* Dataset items
..........
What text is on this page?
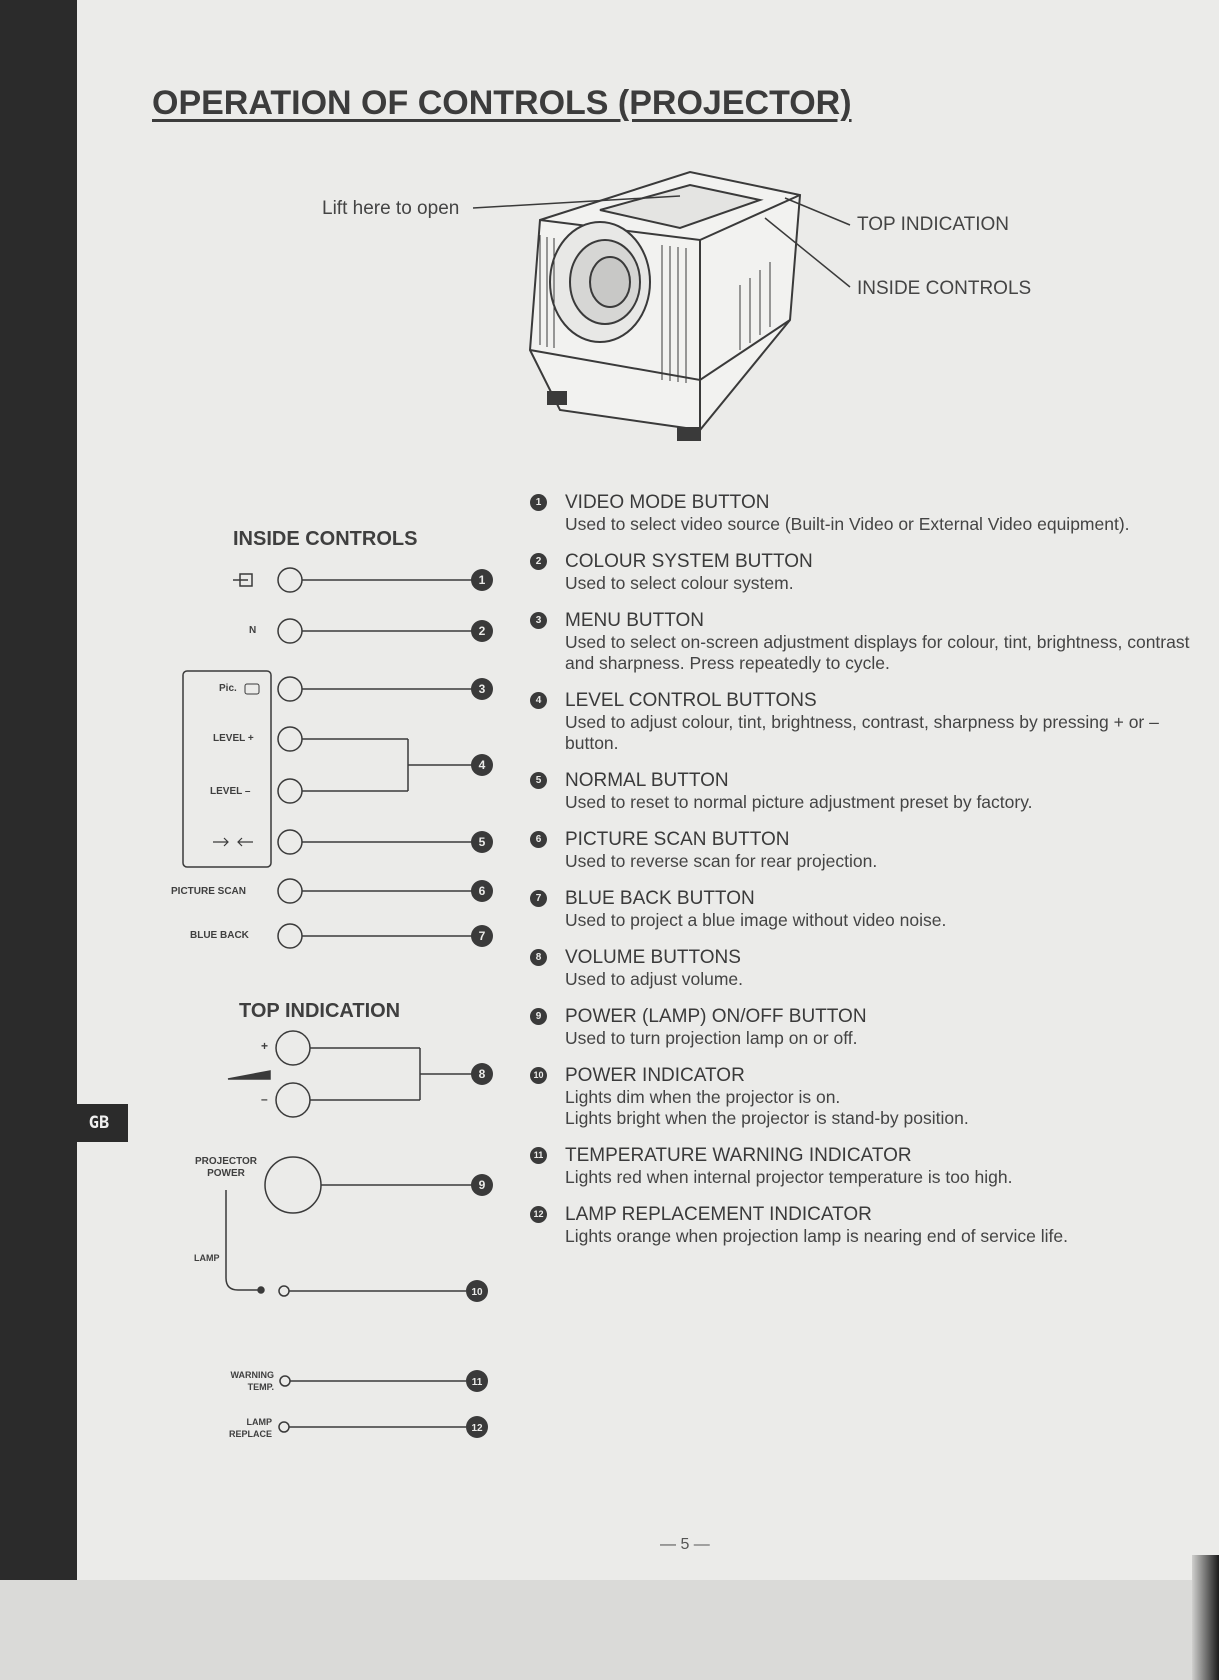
GB
OPERATION OF CONTROLS (PROJECTOR)
1
2
3
4
5
6
7
8
9
10
11
12
Lift here to open
TOP INDICATION
INSIDE CONTROLS
INSIDE CONTROLS
N
Pic.
LEVEL +
LEVEL –
PICTURE SCAN
BLUE BACK
TOP INDICATION
+
–
PROJECTOR
POWER
LAMP
WARNING
TEMP.
LAMP
REPLACE
1	VIDEO MODE BUTTON
Used to select video source (Built-in Video or External Video equipment).
2	COLOUR SYSTEM BUTTON
Used to select colour system.
3	MENU BUTTON
Used to select on-screen adjustment displays for colour, tint, brightness, contrast and sharpness. Press repeatedly to cycle.
4	LEVEL CONTROL BUTTONS
Used to adjust colour, tint, brightness, contrast, sharpness by pressing + or – button.
5	NORMAL BUTTON
Used to reset to normal picture adjustment preset by factory.
6	PICTURE SCAN BUTTON
Used to reverse scan for rear projection.
7	BLUE BACK BUTTON
Used to project a blue image without video noise.
8	VOLUME BUTTONS
Used to adjust volume.
9	POWER (LAMP) ON/OFF BUTTON
Used to turn projection lamp on or off.
10 POWER INDICATOR
Lights dim when the projector is on.
Lights bright when the projector is stand-by position.
11 TEMPERATURE WARNING INDICATOR
Lights red when internal projector temperature is too high.
12 LAMP REPLACEMENT INDICATOR
Lights orange when projection lamp is nearing end of service life.
— 5 —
..........
* THE TASK
Your task is to copy the entries in full and exactly, without any images.

* FINISHED EXERCISE
What text is on this page?
GB
OPERATION OF CONTROLS (PROJECTOR)
1
2
3
4
5
6
7
8
9
10
11
12
Lift here to open
TOP INDICATION
INSIDE CONTROLS
INSIDE CONTROLS
N
Pic.
LEVEL +
LEVEL –
PICTURE SCAN
BLUE BACK
TOP INDICATION
+
–
PROJECTOR
POWER
LAMP
WARNING
TEMP.
LAMP
REPLACE
1	VIDEO MODE BUTTON
Used to select video source (Built-in Video or External Video equipment).
2	COLOUR SYSTEM BUTTON
Used to select colour system.
3	MENU BUTTON
Used to select on-screen adjustment displays for colour, tint, brightness, contrast and sharpness. Press repeatedly to cycle.
4	LEVEL CONTROL BUTTONS
Used to adjust colour, tint, brightness, contrast, sharpness by pressing + or – button.
5	NORMAL BUTTON
Used to reset to normal picture adjustment preset by factory.
6	PICTURE SCAN BUTTON
Used to reverse scan for rear projection.
7	BLUE BACK BUTTON
Used to project a blue image without video noise.
8	VOLUME BUTTONS
Used to adjust volume.
9	POWER (LAMP) ON/OFF BUTTON
Used to turn projection lamp on or off.
10 POWER INDICATOR
Lights dim when the projector is on.
Lights bright when the projector is stand-by position.
11 TEMPERATURE WARNING INDICATOR
Lights red when internal projector temperature is too high.
12 LAMP REPLACEMENT INDICATOR
Lights orange when projection lamp is nearing end of service life.
— 5 —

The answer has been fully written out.